SHORT TASK =>
Reproduce the entries below in full, word for word.

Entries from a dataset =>
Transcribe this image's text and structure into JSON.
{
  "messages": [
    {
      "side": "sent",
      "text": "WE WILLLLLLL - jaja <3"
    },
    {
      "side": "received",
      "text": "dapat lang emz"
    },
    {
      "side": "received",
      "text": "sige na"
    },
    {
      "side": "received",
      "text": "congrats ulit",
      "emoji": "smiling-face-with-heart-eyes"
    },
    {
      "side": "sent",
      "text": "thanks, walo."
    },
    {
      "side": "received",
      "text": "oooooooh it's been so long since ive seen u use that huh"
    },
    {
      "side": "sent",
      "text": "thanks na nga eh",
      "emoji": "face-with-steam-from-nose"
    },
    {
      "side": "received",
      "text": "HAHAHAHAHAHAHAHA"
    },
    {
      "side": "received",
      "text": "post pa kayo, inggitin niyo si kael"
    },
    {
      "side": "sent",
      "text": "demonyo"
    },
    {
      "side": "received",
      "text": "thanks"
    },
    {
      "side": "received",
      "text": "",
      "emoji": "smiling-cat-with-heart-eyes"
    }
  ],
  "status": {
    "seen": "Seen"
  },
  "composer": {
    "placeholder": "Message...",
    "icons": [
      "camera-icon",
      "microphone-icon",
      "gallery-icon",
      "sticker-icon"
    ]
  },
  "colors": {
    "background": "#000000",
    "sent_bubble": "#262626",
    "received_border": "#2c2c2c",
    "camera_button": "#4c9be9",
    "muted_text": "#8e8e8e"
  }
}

WORKED ANSWER =>
Transcribe this image's text and structure into JSON.
{
  "messages": [
    {
      "side": "sent",
      "text": "WE WILLLLLLL - jaja <3"
    },
    {
      "side": "received",
      "text": "dapat lang emz"
    },
    {
      "side": "received",
      "text": "sige na"
    },
    {
      "side": "received",
      "text": "congrats ulit",
      "emoji": "smiling-face-with-heart-eyes"
    },
    {
      "side": "sent",
      "text": "thanks, walo."
    },
    {
      "side": "received",
      "text": "oooooooh it's been so long since ive seen u use that huh"
    },
    {
      "side": "sent",
      "text": "thanks na nga eh",
      "emoji": "face-with-steam-from-nose"
    },
    {
      "side": "received",
      "text": "HAHAHAHAHAHAHAHA"
    },
    {
      "side": "received",
      "text": "post pa kayo, inggitin niyo si kael"
    },
    {
      "side": "sent",
      "text": "demonyo"
    },
    {
      "side": "received",
      "text": "thanks"
    },
    {
      "side": "received",
      "text": "",
      "emoji": "smiling-cat-with-heart-eyes"
    }
  ],
  "status": {
    "seen": "Seen"
  },
  "composer": {
    "placeholder": "Message...",
    "icons": [
      "camera-icon",
      "microphone-icon",
      "gallery-icon",
      "sticker-icon"
    ]
  },
  "colors": {
    "background": "#000000",
    "sent_bubble": "#262626",
    "received_border": "#2c2c2c",
    "camera_button": "#4c9be9",
    "muted_text": "#8e8e8e"
  }
}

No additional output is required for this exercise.